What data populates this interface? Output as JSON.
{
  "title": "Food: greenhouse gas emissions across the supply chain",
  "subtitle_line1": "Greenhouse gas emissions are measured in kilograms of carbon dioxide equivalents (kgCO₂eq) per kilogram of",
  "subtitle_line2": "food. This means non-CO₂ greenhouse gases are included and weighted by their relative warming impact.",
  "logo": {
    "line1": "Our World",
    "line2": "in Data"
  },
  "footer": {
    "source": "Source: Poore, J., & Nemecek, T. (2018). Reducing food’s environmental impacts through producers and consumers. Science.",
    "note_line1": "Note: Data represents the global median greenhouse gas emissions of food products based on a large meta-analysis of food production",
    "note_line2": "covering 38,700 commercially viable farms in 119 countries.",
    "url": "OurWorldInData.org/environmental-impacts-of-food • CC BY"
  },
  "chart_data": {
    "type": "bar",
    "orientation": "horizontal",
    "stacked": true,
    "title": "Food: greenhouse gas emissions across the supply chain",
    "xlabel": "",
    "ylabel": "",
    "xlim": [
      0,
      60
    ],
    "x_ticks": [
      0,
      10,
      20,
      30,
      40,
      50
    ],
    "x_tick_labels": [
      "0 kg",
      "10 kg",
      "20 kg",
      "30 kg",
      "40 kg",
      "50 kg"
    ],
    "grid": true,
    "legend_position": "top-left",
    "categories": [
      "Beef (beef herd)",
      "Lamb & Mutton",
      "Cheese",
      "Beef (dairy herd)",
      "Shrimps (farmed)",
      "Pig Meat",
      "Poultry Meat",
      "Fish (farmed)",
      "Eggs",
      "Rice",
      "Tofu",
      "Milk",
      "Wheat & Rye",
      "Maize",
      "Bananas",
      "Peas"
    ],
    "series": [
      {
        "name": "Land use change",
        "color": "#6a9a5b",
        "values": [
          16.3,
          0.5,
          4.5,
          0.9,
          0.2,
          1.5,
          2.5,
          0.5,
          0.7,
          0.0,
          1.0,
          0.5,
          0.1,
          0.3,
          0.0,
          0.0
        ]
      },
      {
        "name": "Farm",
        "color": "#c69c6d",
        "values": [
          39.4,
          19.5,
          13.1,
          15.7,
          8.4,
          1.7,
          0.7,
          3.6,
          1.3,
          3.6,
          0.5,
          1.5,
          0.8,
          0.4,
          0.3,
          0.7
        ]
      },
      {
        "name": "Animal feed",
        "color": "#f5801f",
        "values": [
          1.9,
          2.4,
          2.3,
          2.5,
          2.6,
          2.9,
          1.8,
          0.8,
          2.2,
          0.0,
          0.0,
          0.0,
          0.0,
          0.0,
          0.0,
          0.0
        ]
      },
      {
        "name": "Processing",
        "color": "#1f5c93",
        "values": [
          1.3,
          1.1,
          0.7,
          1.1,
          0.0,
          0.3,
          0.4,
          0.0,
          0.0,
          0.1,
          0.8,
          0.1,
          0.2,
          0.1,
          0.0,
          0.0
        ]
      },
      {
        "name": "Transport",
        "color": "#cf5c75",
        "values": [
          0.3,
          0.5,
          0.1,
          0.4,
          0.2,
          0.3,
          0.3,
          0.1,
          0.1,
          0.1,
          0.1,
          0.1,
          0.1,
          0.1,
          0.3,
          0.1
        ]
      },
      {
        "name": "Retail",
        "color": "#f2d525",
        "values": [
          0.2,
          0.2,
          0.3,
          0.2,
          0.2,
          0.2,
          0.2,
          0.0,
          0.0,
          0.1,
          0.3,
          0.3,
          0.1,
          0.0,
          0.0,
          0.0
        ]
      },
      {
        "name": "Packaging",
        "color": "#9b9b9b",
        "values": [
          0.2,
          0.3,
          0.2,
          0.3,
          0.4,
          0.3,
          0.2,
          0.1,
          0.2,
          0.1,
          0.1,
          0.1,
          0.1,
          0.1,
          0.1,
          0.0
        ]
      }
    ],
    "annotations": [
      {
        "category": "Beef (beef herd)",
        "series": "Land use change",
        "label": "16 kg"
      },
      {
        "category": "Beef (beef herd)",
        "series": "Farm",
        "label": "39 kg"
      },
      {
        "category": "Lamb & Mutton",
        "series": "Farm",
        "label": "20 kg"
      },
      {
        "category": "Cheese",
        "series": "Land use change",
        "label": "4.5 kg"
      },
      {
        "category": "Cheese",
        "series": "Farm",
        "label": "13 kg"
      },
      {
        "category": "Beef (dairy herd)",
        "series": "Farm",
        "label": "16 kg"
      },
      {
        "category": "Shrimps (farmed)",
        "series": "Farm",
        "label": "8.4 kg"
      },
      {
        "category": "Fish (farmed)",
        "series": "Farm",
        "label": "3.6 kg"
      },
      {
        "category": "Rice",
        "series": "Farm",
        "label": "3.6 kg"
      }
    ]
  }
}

..............................

Your task is to reproduce the whole listing exactly.

• Result:
What data populates this interface? Output as JSON.
{
  "title": "Food: greenhouse gas emissions across the supply chain",
  "subtitle_line1": "Greenhouse gas emissions are measured in kilograms of carbon dioxide equivalents (kgCO₂eq) per kilogram of",
  "subtitle_line2": "food. This means non-CO₂ greenhouse gases are included and weighted by their relative warming impact.",
  "logo": {
    "line1": "Our World",
    "line2": "in Data"
  },
  "footer": {
    "source": "Source: Poore, J., & Nemecek, T. (2018). Reducing food’s environmental impacts through producers and consumers. Science.",
    "note_line1": "Note: Data represents the global median greenhouse gas emissions of food products based on a large meta-analysis of food production",
    "note_line2": "covering 38,700 commercially viable farms in 119 countries.",
    "url": "OurWorldInData.org/environmental-impacts-of-food • CC BY"
  },
  "chart_data": {
    "type": "bar",
    "orientation": "horizontal",
    "stacked": true,
    "title": "Food: greenhouse gas emissions across the supply chain",
    "xlabel": "",
    "ylabel": "",
    "xlim": [
      0,
      60
    ],
    "x_ticks": [
      0,
      10,
      20,
      30,
      40,
      50
    ],
    "x_tick_labels": [
      "0 kg",
      "10 kg",
      "20 kg",
      "30 kg",
      "40 kg",
      "50 kg"
    ],
    "grid": true,
    "legend_position": "top-left",
    "categories": [
      "Beef (beef herd)",
      "Lamb & Mutton",
      "Cheese",
      "Beef (dairy herd)",
      "Shrimps (farmed)",
      "Pig Meat",
      "Poultry Meat",
      "Fish (farmed)",
      "Eggs",
      "Rice",
      "Tofu",
      "Milk",
      "Wheat & Rye",
      "Maize",
      "Bananas",
      "Peas"
    ],
    "series": [
      {
        "name": "Land use change",
        "color": "#6a9a5b",
        "values": [
          16.3,
          0.5,
          4.5,
          0.9,
          0.2,
          1.5,
          2.5,
          0.5,
          0.7,
          0.0,
          1.0,
          0.5,
          0.1,
          0.3,
          0.0,
          0.0
        ]
      },
      {
        "name": "Farm",
        "color": "#c69c6d",
        "values": [
          39.4,
          19.5,
          13.1,
          15.7,
          8.4,
          1.7,
          0.7,
          3.6,
          1.3,
          3.6,
          0.5,
          1.5,
          0.8,
          0.4,
          0.3,
          0.7
        ]
      },
      {
        "name": "Animal feed",
        "color": "#f5801f",
        "values": [
          1.9,
          2.4,
          2.3,
          2.5,
          2.6,
          2.9,
          1.8,
          0.8,
          2.2,
          0.0,
          0.0,
          0.0,
          0.0,
          0.0,
          0.0,
          0.0
        ]
      },
      {
        "name": "Processing",
        "color": "#1f5c93",
        "values": [
          1.3,
          1.1,
          0.7,
          1.1,
          0.0,
          0.3,
          0.4,
          0.0,
          0.0,
          0.1,
          0.8,
          0.1,
          0.2,
          0.1,
          0.0,
          0.0
        ]
      },
      {
        "name": "Transport",
        "color": "#cf5c75",
        "values": [
          0.3,
          0.5,
          0.1,
          0.4,
          0.2,
          0.3,
          0.3,
          0.1,
          0.1,
          0.1,
          0.1,
          0.1,
          0.1,
          0.1,
          0.3,
          0.1
        ]
      },
      {
        "name": "Retail",
        "color": "#f2d525",
        "values": [
          0.2,
          0.2,
          0.3,
          0.2,
          0.2,
          0.2,
          0.2,
          0.0,
          0.0,
          0.1,
          0.3,
          0.3,
          0.1,
          0.0,
          0.0,
          0.0
        ]
      },
      {
        "name": "Packaging",
        "color": "#9b9b9b",
        "values": [
          0.2,
          0.3,
          0.2,
          0.3,
          0.4,
          0.3,
          0.2,
          0.1,
          0.2,
          0.1,
          0.1,
          0.1,
          0.1,
          0.1,
          0.1,
          0.0
        ]
      }
    ],
    "annotations": [
      {
        "category": "Beef (beef herd)",
        "series": "Land use change",
        "label": "16 kg"
      },
      {
        "category": "Beef (beef herd)",
        "series": "Farm",
        "label": "39 kg"
      },
      {
        "category": "Lamb & Mutton",
        "series": "Farm",
        "label": "20 kg"
      },
      {
        "category": "Cheese",
        "series": "Land use change",
        "label": "4.5 kg"
      },
      {
        "category": "Cheese",
        "series": "Farm",
        "label": "13 kg"
      },
      {
        "category": "Beef (dairy herd)",
        "series": "Farm",
        "label": "16 kg"
      },
      {
        "category": "Shrimps (farmed)",
        "series": "Farm",
        "label": "8.4 kg"
      },
      {
        "category": "Fish (farmed)",
        "series": "Farm",
        "label": "3.6 kg"
      },
      {
        "category": "Rice",
        "series": "Farm",
        "label": "3.6 kg"
      }
    ]
  }
}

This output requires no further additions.